• DATA ROWS

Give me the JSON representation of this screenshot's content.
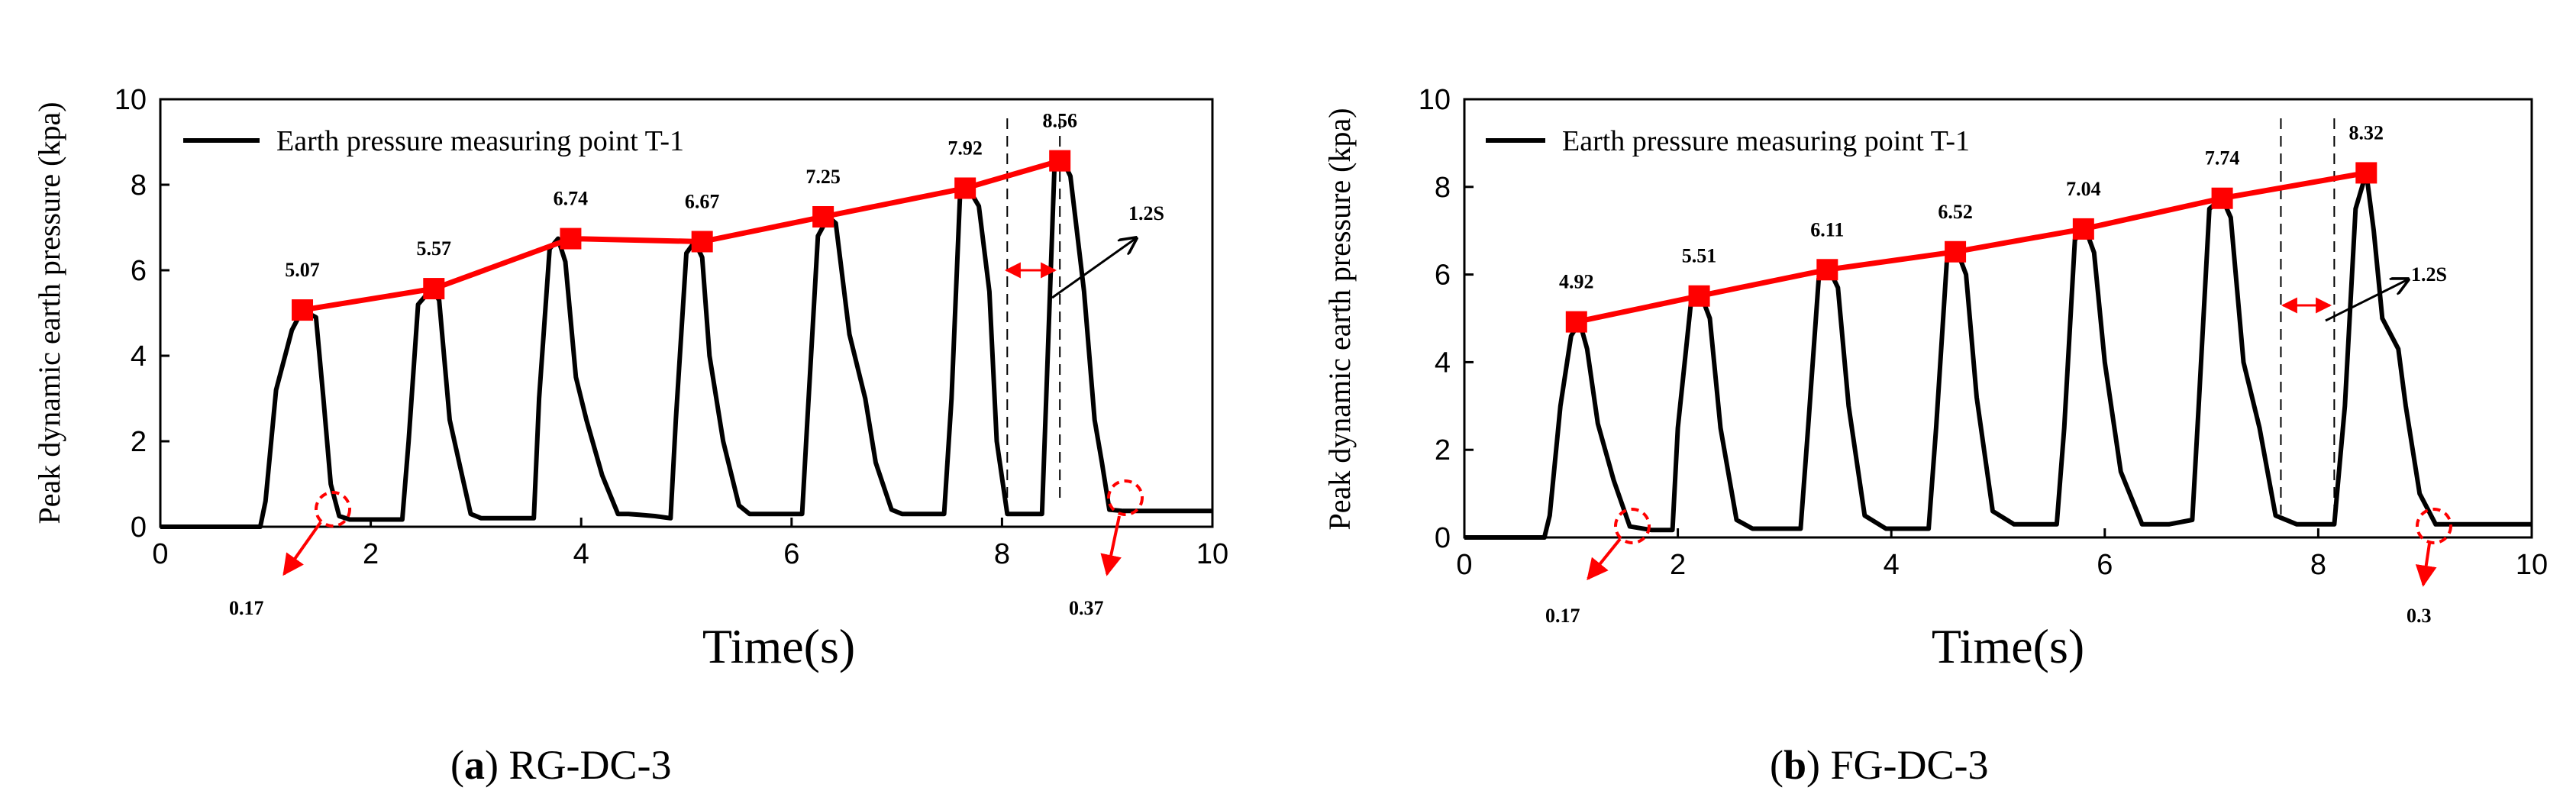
{
  "colors": {
    "pressure_line": "#000000",
    "peak_line": "#ff0000",
    "marker": "#ff0000",
    "annotation": "#ff0000"
  },
  "chart_data": [
    {
      "type": "line",
      "panel_label": "a",
      "caption": "RG-DC-3",
      "legend": "Earth pressure measuring point T-1",
      "xlabel": "Time(s)",
      "ylabel": "Peak dynamic earth pressure (kpa)",
      "xlim": [
        0,
        10
      ],
      "ylim": [
        0,
        10
      ],
      "xticks": [
        "0",
        "2",
        "4",
        "6",
        "8",
        "10"
      ],
      "yticks": [
        "0",
        "2",
        "4",
        "6",
        "8",
        "10"
      ],
      "peaks": {
        "x": [
          1.35,
          2.6,
          3.9,
          5.15,
          6.3,
          7.65,
          8.55
        ],
        "values": [
          5.07,
          5.57,
          6.74,
          6.67,
          7.25,
          7.92,
          8.56
        ],
        "labels": [
          "5.07",
          "5.57",
          "6.74",
          "6.67",
          "7.25",
          "7.92",
          "8.56"
        ]
      },
      "pressure_series": {
        "name": "Earth pressure measuring point T-1",
        "x": [
          0,
          0.95,
          1.0,
          1.1,
          1.25,
          1.35,
          1.48,
          1.55,
          1.62,
          1.7,
          1.8,
          2.3,
          2.36,
          2.45,
          2.58,
          2.65,
          2.75,
          2.85,
          2.95,
          3.05,
          3.2,
          3.55,
          3.6,
          3.7,
          3.78,
          3.85,
          3.95,
          4.05,
          4.2,
          4.35,
          4.45,
          4.55,
          4.7,
          4.85,
          4.9,
          5.0,
          5.08,
          5.15,
          5.22,
          5.35,
          5.5,
          5.6,
          5.72,
          5.9,
          6.1,
          6.15,
          6.25,
          6.35,
          6.42,
          6.55,
          6.7,
          6.8,
          6.95,
          7.05,
          7.3,
          7.45,
          7.52,
          7.6,
          7.68,
          7.78,
          7.88,
          7.95,
          8.05,
          8.2,
          8.38,
          8.42,
          8.5,
          8.58,
          8.65,
          8.78,
          8.88,
          8.95,
          9.02,
          9.15,
          10
        ],
        "y": [
          0,
          0,
          0.6,
          3.2,
          4.6,
          5.07,
          4.9,
          3.0,
          1.0,
          0.25,
          0.17,
          0.17,
          2.0,
          5.2,
          5.57,
          5.3,
          2.5,
          1.4,
          0.3,
          0.2,
          0.2,
          0.2,
          3.0,
          6.5,
          6.74,
          6.2,
          3.5,
          2.5,
          1.2,
          0.3,
          0.3,
          0.28,
          0.25,
          0.2,
          2.5,
          6.4,
          6.67,
          6.3,
          4.0,
          2.0,
          0.5,
          0.3,
          0.3,
          0.3,
          0.3,
          2.5,
          6.8,
          7.25,
          7.1,
          4.5,
          3.0,
          1.5,
          0.4,
          0.3,
          0.3,
          0.3,
          3.0,
          7.7,
          7.92,
          7.5,
          5.5,
          2.0,
          0.3,
          0.3,
          0.3,
          3.0,
          8.5,
          8.56,
          8.2,
          5.5,
          2.5,
          1.5,
          0.4,
          0.37,
          0.37
        ]
      },
      "annotations": {
        "start_value": "0.17",
        "end_value": "0.37",
        "interval": "1.2S"
      },
      "dashed_x": [
        8.05,
        8.55
      ]
    },
    {
      "type": "line",
      "panel_label": "b",
      "caption": "FG-DC-3",
      "legend": "Earth pressure measuring point T-1",
      "xlabel": "Time(s)",
      "ylabel": "Peak dynamic earth pressure (kpa)",
      "xlim": [
        0,
        10
      ],
      "ylim": [
        0,
        10
      ],
      "xticks": [
        "0",
        "2",
        "4",
        "6",
        "8",
        "10"
      ],
      "yticks": [
        "0",
        "2",
        "4",
        "6",
        "8",
        "10"
      ],
      "peaks": {
        "x": [
          1.05,
          2.2,
          3.4,
          4.6,
          5.8,
          7.1,
          8.45
        ],
        "values": [
          4.92,
          5.51,
          6.11,
          6.52,
          7.04,
          7.74,
          8.32
        ],
        "labels": [
          "4.92",
          "5.51",
          "6.11",
          "6.52",
          "7.04",
          "7.74",
          "8.32"
        ]
      },
      "pressure_series": {
        "name": "Earth pressure measuring point T-1",
        "x": [
          0,
          0.75,
          0.8,
          0.9,
          1.0,
          1.08,
          1.15,
          1.25,
          1.4,
          1.55,
          1.75,
          1.95,
          2.0,
          2.12,
          2.22,
          2.3,
          2.4,
          2.55,
          2.7,
          2.95,
          3.15,
          3.22,
          3.32,
          3.42,
          3.5,
          3.6,
          3.75,
          3.95,
          4.15,
          4.35,
          4.42,
          4.52,
          4.62,
          4.7,
          4.8,
          4.95,
          5.15,
          5.35,
          5.55,
          5.62,
          5.72,
          5.82,
          5.9,
          6.0,
          6.15,
          6.35,
          6.6,
          6.82,
          6.88,
          6.98,
          7.1,
          7.18,
          7.3,
          7.45,
          7.6,
          7.8,
          8.15,
          8.25,
          8.35,
          8.45,
          8.52,
          8.6,
          8.75,
          8.82,
          8.95,
          9.1,
          9.25,
          10
        ],
        "y": [
          0,
          0,
          0.5,
          3.0,
          4.6,
          4.92,
          4.3,
          2.6,
          1.3,
          0.25,
          0.17,
          0.17,
          2.5,
          5.3,
          5.51,
          5.0,
          2.5,
          0.4,
          0.2,
          0.2,
          0.2,
          2.5,
          5.9,
          6.11,
          5.7,
          3.0,
          0.5,
          0.2,
          0.2,
          0.2,
          2.5,
          6.3,
          6.52,
          6.0,
          3.2,
          0.6,
          0.3,
          0.3,
          0.3,
          2.5,
          6.8,
          7.04,
          6.5,
          4.0,
          1.5,
          0.3,
          0.3,
          0.4,
          3.0,
          7.5,
          7.74,
          7.3,
          4.0,
          2.5,
          0.5,
          0.3,
          0.3,
          3.0,
          7.5,
          8.32,
          7.0,
          5.0,
          4.3,
          3.0,
          1.0,
          0.3,
          0.3,
          0.3
        ]
      },
      "annotations": {
        "start_value": "0.17",
        "end_value": "0.3",
        "interval": "1.2S"
      },
      "dashed_x": [
        7.65,
        8.15
      ]
    }
  ]
}
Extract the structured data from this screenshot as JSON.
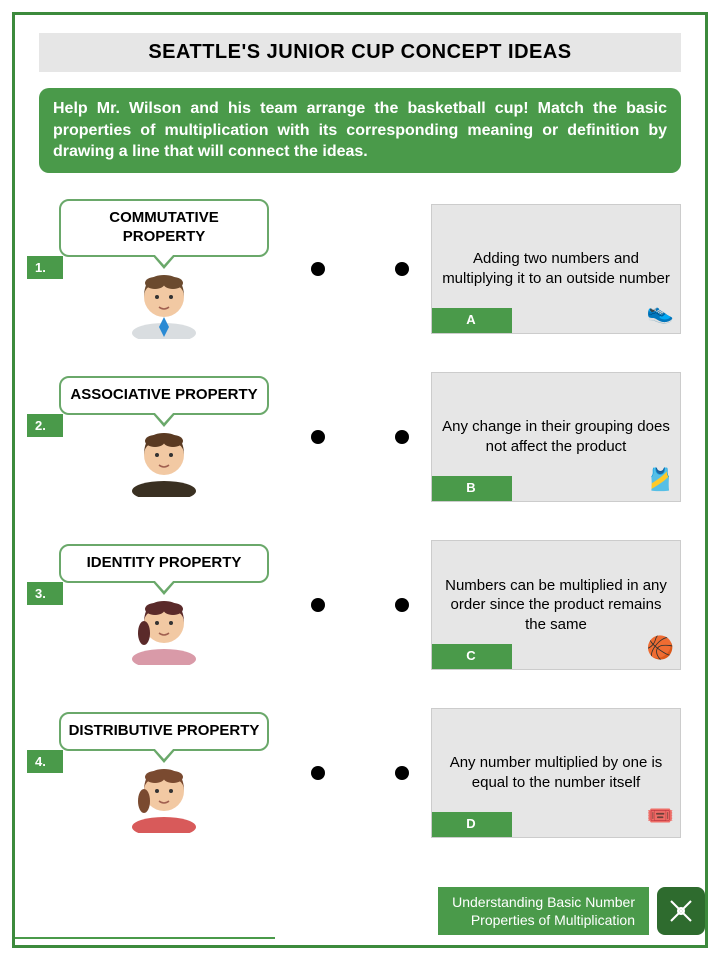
{
  "title": "SEATTLE'S JUNIOR CUP CONCEPT IDEAS",
  "instructions": "Help Mr. Wilson and his team arrange the basketball cup! Match the basic properties of multiplication with its corresponding meaning or definition by drawing a line that will connect the ideas.",
  "items": [
    {
      "num": "1.",
      "property": "COMMUTATIVE PROPERTY",
      "avatar": {
        "hair": "#6b4a2e",
        "skin": "#f2c9a3",
        "shirt": "#d9dde0",
        "tie": "#2a8ad4"
      }
    },
    {
      "num": "2.",
      "property": "ASSOCIATIVE PROPERTY",
      "avatar": {
        "hair": "#5a3a22",
        "skin": "#f2c9a3",
        "shirt": "#3a3022",
        "tie": null
      }
    },
    {
      "num": "3.",
      "property": "IDENTITY PROPERTY",
      "avatar": {
        "hair": "#5a2a2a",
        "skin": "#f2c9a3",
        "shirt": "#d99aa8",
        "tie": null
      }
    },
    {
      "num": "4.",
      "property": "DISTRIBUTIVE PROPERTY",
      "avatar": {
        "hair": "#7a4a30",
        "skin": "#f2c9a3",
        "shirt": "#d85a5a",
        "tie": null
      }
    }
  ],
  "definitions": [
    {
      "letter": "A",
      "text": "Adding two numbers and multiplying it to an outside number",
      "icon": "👟"
    },
    {
      "letter": "B",
      "text": "Any change in their grouping does not affect the product",
      "icon": "🎽"
    },
    {
      "letter": "C",
      "text": "Numbers can be multiplied in any order since the product remains the same",
      "icon": "🏀"
    },
    {
      "letter": "D",
      "text": "Any number multiplied by one is equal to the number itself",
      "icon": "🎟️"
    }
  ],
  "footer": {
    "line1": "Understanding Basic Number",
    "line2": "Properties of Multiplication"
  },
  "colors": {
    "green": "#4a9a4a",
    "border": "#3c8a3c",
    "grey": "#e6e6e6"
  }
}
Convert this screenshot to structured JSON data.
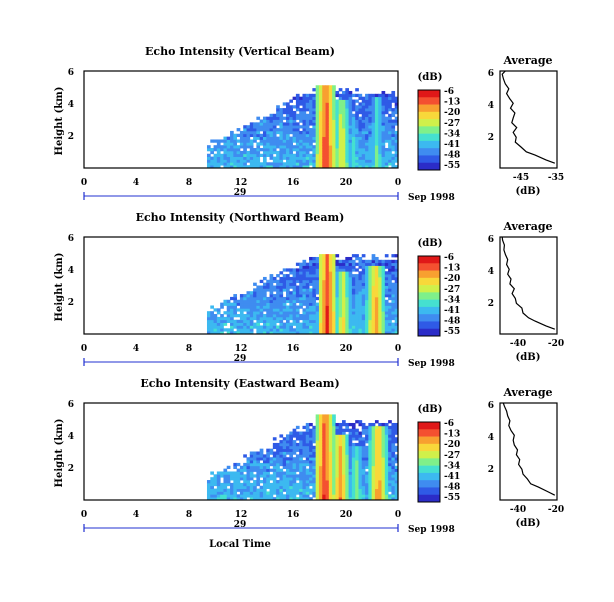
{
  "colors": {
    "scale": [
      "#2b2cc8",
      "#2f5ae6",
      "#3f8cf0",
      "#3cb9f0",
      "#45e0d0",
      "#7ff08a",
      "#d0f04a",
      "#f8d83a",
      "#f8a030",
      "#f45030",
      "#e01818"
    ],
    "strong_echo": "#f23a24",
    "mid_echo": "#f2b030",
    "axis": "#000000",
    "time_bar": "#2030d0"
  },
  "colorbar": {
    "unit_label": "(dB)",
    "ticks": [
      "-6",
      "-13",
      "-20",
      "-27",
      "-34",
      "-41",
      "-48",
      "-55"
    ]
  },
  "shared": {
    "date_label": "Sep 1998",
    "day_label": "29",
    "xlabel": "Local Time"
  },
  "chart_data": [
    {
      "type": "heatmap",
      "title": "Echo Intensity (Vertical Beam)",
      "ylabel": "Height (km)",
      "xlim": [
        0,
        24
      ],
      "ylim": [
        0,
        6
      ],
      "x_ticks": [
        "0",
        "4",
        "8",
        "12",
        "16",
        "20",
        "0"
      ],
      "y_ticks": [
        "2",
        "4",
        "6"
      ],
      "data_start_hour": 9.4,
      "echo_columns": [
        {
          "x": 18.5,
          "top": 5.2,
          "intensity": -6
        },
        {
          "x": 19.7,
          "top": 4.2,
          "intensity": -20
        },
        {
          "x": 20.6,
          "top": 3.2,
          "intensity": -34
        },
        {
          "x": 22.4,
          "top": 4.5,
          "intensity": -30
        }
      ],
      "profile": {
        "title": "Average",
        "xlabel": "(dB)",
        "x_ticks": [
          "-45",
          "-35"
        ],
        "xlim": [
          -48,
          -35
        ],
        "y_ticks": [
          "2",
          "4",
          "6"
        ],
        "ylim": [
          0,
          6
        ],
        "heights": [
          0.3,
          0.5,
          0.8,
          1.0,
          1.3,
          1.6,
          1.9,
          2.2,
          2.5,
          2.8,
          3.1,
          3.4,
          3.7,
          4.0,
          4.3,
          4.6,
          4.9,
          5.2,
          5.5,
          5.8,
          6.0
        ],
        "values": [
          -35.5,
          -37.5,
          -40.0,
          -42.0,
          -43.2,
          -44.5,
          -44.3,
          -45.0,
          -44.2,
          -45.3,
          -45.0,
          -44.6,
          -45.6,
          -45.0,
          -45.8,
          -46.5,
          -46.0,
          -46.8,
          -47.2,
          -47.5,
          -46.8
        ]
      }
    },
    {
      "type": "heatmap",
      "title": "Echo Intensity (Northward Beam)",
      "ylabel": "Height (km)",
      "xlim": [
        0,
        24
      ],
      "ylim": [
        0,
        6
      ],
      "x_ticks": [
        "0",
        "4",
        "8",
        "12",
        "16",
        "20",
        "0"
      ],
      "y_ticks": [
        "2",
        "4",
        "6"
      ],
      "data_start_hour": 9.4,
      "echo_columns": [
        {
          "x": 18.6,
          "top": 5.0,
          "intensity": -6
        },
        {
          "x": 19.8,
          "top": 3.8,
          "intensity": -20
        },
        {
          "x": 21.0,
          "top": 3.0,
          "intensity": -34
        },
        {
          "x": 22.3,
          "top": 4.2,
          "intensity": -13
        }
      ],
      "profile": {
        "title": "Average",
        "xlabel": "(dB)",
        "x_ticks": [
          "-40",
          "-20"
        ],
        "xlim": [
          -46,
          -20
        ],
        "y_ticks": [
          "2",
          "4",
          "6"
        ],
        "ylim": [
          0,
          6
        ],
        "heights": [
          0.3,
          0.5,
          0.8,
          1.0,
          1.3,
          1.6,
          1.9,
          2.2,
          2.5,
          2.8,
          3.1,
          3.4,
          3.7,
          4.0,
          4.3,
          4.6,
          4.9,
          5.2,
          5.5,
          5.8,
          6.0
        ],
        "values": [
          -21.0,
          -25.0,
          -30.0,
          -33.0,
          -35.5,
          -36.0,
          -38.5,
          -39.0,
          -40.5,
          -39.5,
          -41.5,
          -41.0,
          -42.5,
          -41.8,
          -43.0,
          -42.5,
          -43.5,
          -44.2,
          -44.0,
          -44.8,
          -45.0
        ]
      }
    },
    {
      "type": "heatmap",
      "title": "Echo Intensity (Eastward Beam)",
      "ylabel": "Height (km)",
      "xlim": [
        0,
        24
      ],
      "ylim": [
        0,
        6
      ],
      "x_ticks": [
        "0",
        "4",
        "8",
        "12",
        "16",
        "20",
        "0"
      ],
      "y_ticks": [
        "2",
        "4",
        "6"
      ],
      "data_start_hour": 9.4,
      "echo_columns": [
        {
          "x": 18.4,
          "top": 5.3,
          "intensity": -6
        },
        {
          "x": 19.6,
          "top": 4.0,
          "intensity": -13
        },
        {
          "x": 20.8,
          "top": 3.4,
          "intensity": -27
        },
        {
          "x": 22.5,
          "top": 4.6,
          "intensity": -13
        }
      ],
      "profile": {
        "title": "Average",
        "xlabel": "(dB)",
        "x_ticks": [
          "-40",
          "-20"
        ],
        "xlim": [
          -46,
          -20
        ],
        "y_ticks": [
          "2",
          "4",
          "6"
        ],
        "ylim": [
          0,
          6
        ],
        "heights": [
          0.3,
          0.5,
          0.8,
          1.0,
          1.3,
          1.6,
          1.9,
          2.2,
          2.5,
          2.8,
          3.1,
          3.4,
          3.7,
          4.0,
          4.3,
          4.6,
          4.9,
          5.2,
          5.5,
          5.8,
          6.0
        ],
        "values": [
          -21.0,
          -24.0,
          -28.5,
          -32.0,
          -33.5,
          -35.5,
          -36.0,
          -37.5,
          -37.0,
          -38.5,
          -38.0,
          -39.5,
          -40.0,
          -39.5,
          -41.0,
          -42.0,
          -41.5,
          -42.5,
          -43.0,
          -44.0,
          -44.5
        ]
      }
    }
  ]
}
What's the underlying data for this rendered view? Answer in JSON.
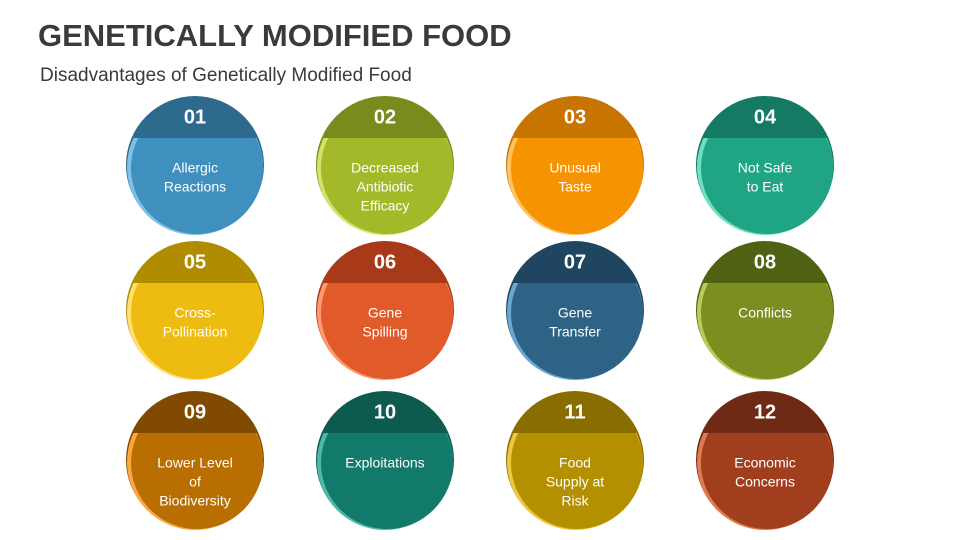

• EXERCISE REQUIREMENTS
Filter out every line that lacks the word "this", and copy the rest.

• COMPLETE ANSWER
Give me the JSON representation of this screenshot's content.
Extract the structured data from this screenshot as JSON.
Convert this screenshot to structured JSON data.
What's the underlying data for this rendered view? Answer in JSON.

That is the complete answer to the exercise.